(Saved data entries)
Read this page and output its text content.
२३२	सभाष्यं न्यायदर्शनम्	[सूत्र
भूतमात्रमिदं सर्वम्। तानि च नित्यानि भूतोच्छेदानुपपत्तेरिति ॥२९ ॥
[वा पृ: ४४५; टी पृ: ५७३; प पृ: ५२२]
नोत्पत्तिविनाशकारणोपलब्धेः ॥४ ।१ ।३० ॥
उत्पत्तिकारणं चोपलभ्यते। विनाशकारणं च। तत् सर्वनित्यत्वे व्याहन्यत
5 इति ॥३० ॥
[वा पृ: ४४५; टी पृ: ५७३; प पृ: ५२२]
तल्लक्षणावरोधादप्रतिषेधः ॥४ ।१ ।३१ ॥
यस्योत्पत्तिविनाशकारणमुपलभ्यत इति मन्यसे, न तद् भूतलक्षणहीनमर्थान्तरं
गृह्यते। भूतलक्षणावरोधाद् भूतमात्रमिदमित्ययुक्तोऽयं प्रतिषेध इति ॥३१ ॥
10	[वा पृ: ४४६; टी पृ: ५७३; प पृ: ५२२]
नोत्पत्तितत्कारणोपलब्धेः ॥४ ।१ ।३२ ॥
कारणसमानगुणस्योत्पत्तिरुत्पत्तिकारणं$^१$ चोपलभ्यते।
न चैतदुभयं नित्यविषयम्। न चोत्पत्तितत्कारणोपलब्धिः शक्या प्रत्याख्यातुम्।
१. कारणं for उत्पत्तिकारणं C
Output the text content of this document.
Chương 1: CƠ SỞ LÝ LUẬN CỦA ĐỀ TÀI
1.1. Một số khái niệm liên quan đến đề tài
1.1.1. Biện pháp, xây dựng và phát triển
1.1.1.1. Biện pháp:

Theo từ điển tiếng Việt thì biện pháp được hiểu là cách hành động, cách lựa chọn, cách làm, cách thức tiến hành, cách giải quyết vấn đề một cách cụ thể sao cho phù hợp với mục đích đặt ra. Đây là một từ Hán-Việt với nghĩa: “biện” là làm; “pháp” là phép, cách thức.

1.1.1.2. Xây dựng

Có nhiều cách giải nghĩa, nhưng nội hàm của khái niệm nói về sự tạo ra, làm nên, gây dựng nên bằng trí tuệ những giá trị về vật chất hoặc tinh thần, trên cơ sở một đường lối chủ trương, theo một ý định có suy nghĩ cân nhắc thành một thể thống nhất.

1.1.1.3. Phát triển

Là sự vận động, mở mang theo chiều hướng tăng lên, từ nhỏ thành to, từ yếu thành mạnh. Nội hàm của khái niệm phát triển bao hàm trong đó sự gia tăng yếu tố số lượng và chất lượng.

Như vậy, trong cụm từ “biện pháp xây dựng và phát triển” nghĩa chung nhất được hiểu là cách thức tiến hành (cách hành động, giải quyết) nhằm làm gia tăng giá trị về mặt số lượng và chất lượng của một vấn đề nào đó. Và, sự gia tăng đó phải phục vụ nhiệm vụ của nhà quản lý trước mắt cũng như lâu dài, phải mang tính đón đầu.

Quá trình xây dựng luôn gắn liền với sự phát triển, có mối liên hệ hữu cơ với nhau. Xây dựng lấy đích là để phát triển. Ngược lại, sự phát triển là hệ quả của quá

▸ **What is asked**
Using the material above, print every entry exactly as written.

▸ **Solution below**
Read this page and output its text content.
२३२	सभाष्यं न्यायदर्शनम्	[सूत्र
भूतमात्रमिदं सर्वम्। तानि च नित्यानि भूतोच्छेदानुपपत्तेरिति ॥२९ ॥
[वा पृ: ४४५; टी पृ: ५७३; प पृ: ५२२]
नोत्पत्तिविनाशकारणोपलब्धेः ॥४ ।१ ।३० ॥
उत्पत्तिकारणं चोपलभ्यते। विनाशकारणं च। तत् सर्वनित्यत्वे व्याहन्यत
5 इति ॥३० ॥
[वा पृ: ४४५; टी पृ: ५७३; प पृ: ५२२]
तल्लक्षणावरोधादप्रतिषेधः ॥४ ।१ ।३१ ॥
यस्योत्पत्तिविनाशकारणमुपलभ्यत इति मन्यसे, न तद् भूतलक्षणहीनमर्थान्तरं
गृह्यते। भूतलक्षणावरोधाद् भूतमात्रमिदमित्ययुक्तोऽयं प्रतिषेध इति ॥३१ ॥
10	[वा पृ: ४४६; टी पृ: ५७३; प पृ: ५२२]
नोत्पत्तितत्कारणोपलब्धेः ॥४ ।१ ।३२ ॥
कारणसमानगुणस्योत्पत्तिरुत्पत्तिकारणं$^१$ चोपलभ्यते।
न चैतदुभयं नित्यविषयम्। न चोत्पत्तितत्कारणोपलब्धिः शक्या प्रत्याख्यातुम्।
१. कारणं for उत्पत्तिकारणं C
Output the text content of this document.
Chương 1: CƠ SỞ LÝ LUẬN CỦA ĐỀ TÀI
1.1. Một số khái niệm liên quan đến đề tài
1.1.1. Biện pháp, xây dựng và phát triển
1.1.1.1. Biện pháp:

Theo từ điển tiếng Việt thì biện pháp được hiểu là cách hành động, cách lựa chọn, cách làm, cách thức tiến hành, cách giải quyết vấn đề một cách cụ thể sao cho phù hợp với mục đích đặt ra. Đây là một từ Hán-Việt với nghĩa: “biện” là làm; “pháp” là phép, cách thức.

1.1.1.2. Xây dựng

Có nhiều cách giải nghĩa, nhưng nội hàm của khái niệm nói về sự tạo ra, làm nên, gây dựng nên bằng trí tuệ những giá trị về vật chất hoặc tinh thần, trên cơ sở một đường lối chủ trương, theo một ý định có suy nghĩ cân nhắc thành một thể thống nhất.

1.1.1.3. Phát triển

Là sự vận động, mở mang theo chiều hướng tăng lên, từ nhỏ thành to, từ yếu thành mạnh. Nội hàm của khái niệm phát triển bao hàm trong đó sự gia tăng yếu tố số lượng và chất lượng.

Như vậy, trong cụm từ “biện pháp xây dựng và phát triển” nghĩa chung nhất được hiểu là cách thức tiến hành (cách hành động, giải quyết) nhằm làm gia tăng giá trị về mặt số lượng và chất lượng của một vấn đề nào đó. Và, sự gia tăng đó phải phục vụ nhiệm vụ của nhà quản lý trước mắt cũng như lâu dài, phải mang tính đón đầu.

Quá trình xây dựng luôn gắn liền với sự phát triển, có mối liên hệ hữu cơ với nhau. Xây dựng lấy đích là để phát triển. Ngược lại, sự phát triển là hệ quả của quá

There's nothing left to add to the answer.